Set the listing down again exactly, please, apart from its pictures.

[Extracted records]
— Begin —
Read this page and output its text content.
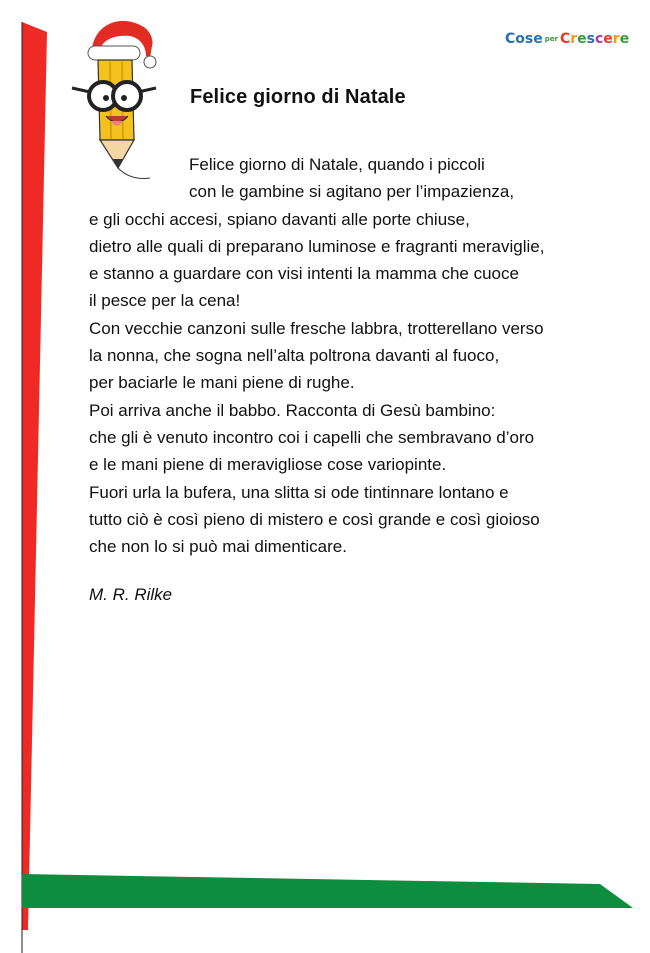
Cose per Crescere
Felice giorno di Natale
Felice giorno di Natale, quando i piccoli
con le gambine si agitano per l’impazienza,
e gli occhi accesi, spiano davanti alle porte chiuse,
dietro alle quali di preparano luminose e fragranti meraviglie,
e stanno a guardare con visi intenti la mamma che cuoce
il pesce per la cena!
Con vecchie canzoni sulle fresche labbra, trotterellano verso
la nonna, che sogna nell’alta poltrona davanti al fuoco,
per baciarle le mani piene di rughe.
Poi arriva anche il babbo. Racconta di Gesù bambino:
che gli è venuto incontro coi i capelli che sembravano d’oro
e le mani piene di meravigliose cose variopinte.
Fuori urla la bufera, una slitta si ode tintinnare lontano e
tutto ciò è così pieno di mistero e così grande e così gioioso
che non lo si può mai dimenticare.
M. R. Rilke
— End —
• [Answer to the problem]:
Read this page and output its text content.
Cose per Crescere
Felice giorno di Natale
Felice giorno di Natale, quando i piccoli
con le gambine si agitano per l’impazienza,
e gli occhi accesi, spiano davanti alle porte chiuse,
dietro alle quali di preparano luminose e fragranti meraviglie,
e stanno a guardare con visi intenti la mamma che cuoce
il pesce per la cena!
Con vecchie canzoni sulle fresche labbra, trotterellano verso
la nonna, che sogna nell’alta poltrona davanti al fuoco,
per baciarle le mani piene di rughe.
Poi arriva anche il babbo. Racconta di Gesù bambino:
che gli è venuto incontro coi i capelli che sembravano d’oro
e le mani piene di meravigliose cose variopinte.
Fuori urla la bufera, una slitta si ode tintinnare lontano e
tutto ciò è così pieno di mistero e così grande e così gioioso
che non lo si può mai dimenticare.
M. R. Rilke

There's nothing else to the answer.